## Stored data
######
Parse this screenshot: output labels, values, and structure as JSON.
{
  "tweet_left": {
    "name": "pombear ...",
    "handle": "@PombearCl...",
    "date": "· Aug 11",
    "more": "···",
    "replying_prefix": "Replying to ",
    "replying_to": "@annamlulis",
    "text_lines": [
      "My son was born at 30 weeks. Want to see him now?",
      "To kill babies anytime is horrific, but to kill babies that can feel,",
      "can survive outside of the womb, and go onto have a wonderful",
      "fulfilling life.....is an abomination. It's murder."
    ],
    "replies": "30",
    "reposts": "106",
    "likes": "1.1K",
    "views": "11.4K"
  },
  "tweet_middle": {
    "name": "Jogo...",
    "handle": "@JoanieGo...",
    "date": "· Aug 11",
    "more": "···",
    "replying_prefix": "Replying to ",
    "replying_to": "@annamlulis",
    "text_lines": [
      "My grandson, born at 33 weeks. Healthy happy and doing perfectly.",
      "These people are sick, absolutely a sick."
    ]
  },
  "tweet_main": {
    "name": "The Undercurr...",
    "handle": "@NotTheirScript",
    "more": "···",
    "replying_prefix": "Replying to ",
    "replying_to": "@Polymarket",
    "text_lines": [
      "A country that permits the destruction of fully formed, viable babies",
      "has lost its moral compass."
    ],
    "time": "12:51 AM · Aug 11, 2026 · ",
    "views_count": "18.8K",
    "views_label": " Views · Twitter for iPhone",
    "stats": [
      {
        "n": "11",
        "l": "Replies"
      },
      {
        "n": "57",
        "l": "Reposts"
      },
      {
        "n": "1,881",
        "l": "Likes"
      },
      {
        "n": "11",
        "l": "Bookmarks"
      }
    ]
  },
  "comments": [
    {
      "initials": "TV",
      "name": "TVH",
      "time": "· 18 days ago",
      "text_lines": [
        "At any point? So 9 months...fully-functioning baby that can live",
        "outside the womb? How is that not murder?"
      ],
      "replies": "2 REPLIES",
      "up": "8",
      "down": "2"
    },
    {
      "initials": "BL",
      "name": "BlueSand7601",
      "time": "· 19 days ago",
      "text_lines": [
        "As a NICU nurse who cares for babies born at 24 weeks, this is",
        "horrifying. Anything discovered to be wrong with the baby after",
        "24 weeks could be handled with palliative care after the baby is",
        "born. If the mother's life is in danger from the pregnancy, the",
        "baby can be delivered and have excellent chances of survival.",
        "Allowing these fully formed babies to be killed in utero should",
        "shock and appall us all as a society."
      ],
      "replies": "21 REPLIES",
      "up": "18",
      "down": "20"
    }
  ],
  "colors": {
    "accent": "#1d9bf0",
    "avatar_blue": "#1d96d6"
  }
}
######
## STATED GOAL
Repeat the lines above exactly.

## EXERCISE ANSWER
Parse this screenshot: output labels, values, and structure as JSON.
{
  "tweet_left": {
    "name": "pombear ...",
    "handle": "@PombearCl...",
    "date": "· Aug 11",
    "more": "···",
    "replying_prefix": "Replying to ",
    "replying_to": "@annamlulis",
    "text_lines": [
      "My son was born at 30 weeks. Want to see him now?",
      "To kill babies anytime is horrific, but to kill babies that can feel,",
      "can survive outside of the womb, and go onto have a wonderful",
      "fulfilling life.....is an abomination. It's murder."
    ],
    "replies": "30",
    "reposts": "106",
    "likes": "1.1K",
    "views": "11.4K"
  },
  "tweet_middle": {
    "name": "Jogo...",
    "handle": "@JoanieGo...",
    "date": "· Aug 11",
    "more": "···",
    "replying_prefix": "Replying to ",
    "replying_to": "@annamlulis",
    "text_lines": [
      "My grandson, born at 33 weeks. Healthy happy and doing perfectly.",
      "These people are sick, absolutely a sick."
    ]
  },
  "tweet_main": {
    "name": "The Undercurr...",
    "handle": "@NotTheirScript",
    "more": "···",
    "replying_prefix": "Replying to ",
    "replying_to": "@Polymarket",
    "text_lines": [
      "A country that permits the destruction of fully formed, viable babies",
      "has lost its moral compass."
    ],
    "time": "12:51 AM · Aug 11, 2026 · ",
    "views_count": "18.8K",
    "views_label": " Views · Twitter for iPhone",
    "stats": [
      {
        "n": "11",
        "l": "Replies"
      },
      {
        "n": "57",
        "l": "Reposts"
      },
      {
        "n": "1,881",
        "l": "Likes"
      },
      {
        "n": "11",
        "l": "Bookmarks"
      }
    ]
  },
  "comments": [
    {
      "initials": "TV",
      "name": "TVH",
      "time": "· 18 days ago",
      "text_lines": [
        "At any point? So 9 months...fully-functioning baby that can live",
        "outside the womb? How is that not murder?"
      ],
      "replies": "2 REPLIES",
      "up": "8",
      "down": "2"
    },
    {
      "initials": "BL",
      "name": "BlueSand7601",
      "time": "· 19 days ago",
      "text_lines": [
        "As a NICU nurse who cares for babies born at 24 weeks, this is",
        "horrifying. Anything discovered to be wrong with the baby after",
        "24 weeks could be handled with palliative care after the baby is",
        "born. If the mother's life is in danger from the pregnancy, the",
        "baby can be delivered and have excellent chances of survival.",
        "Allowing these fully formed babies to be killed in utero should",
        "shock and appall us all as a society."
      ],
      "replies": "21 REPLIES",
      "up": "18",
      "down": "20"
    }
  ],
  "colors": {
    "accent": "#1d9bf0",
    "avatar_blue": "#1d96d6"
  }
}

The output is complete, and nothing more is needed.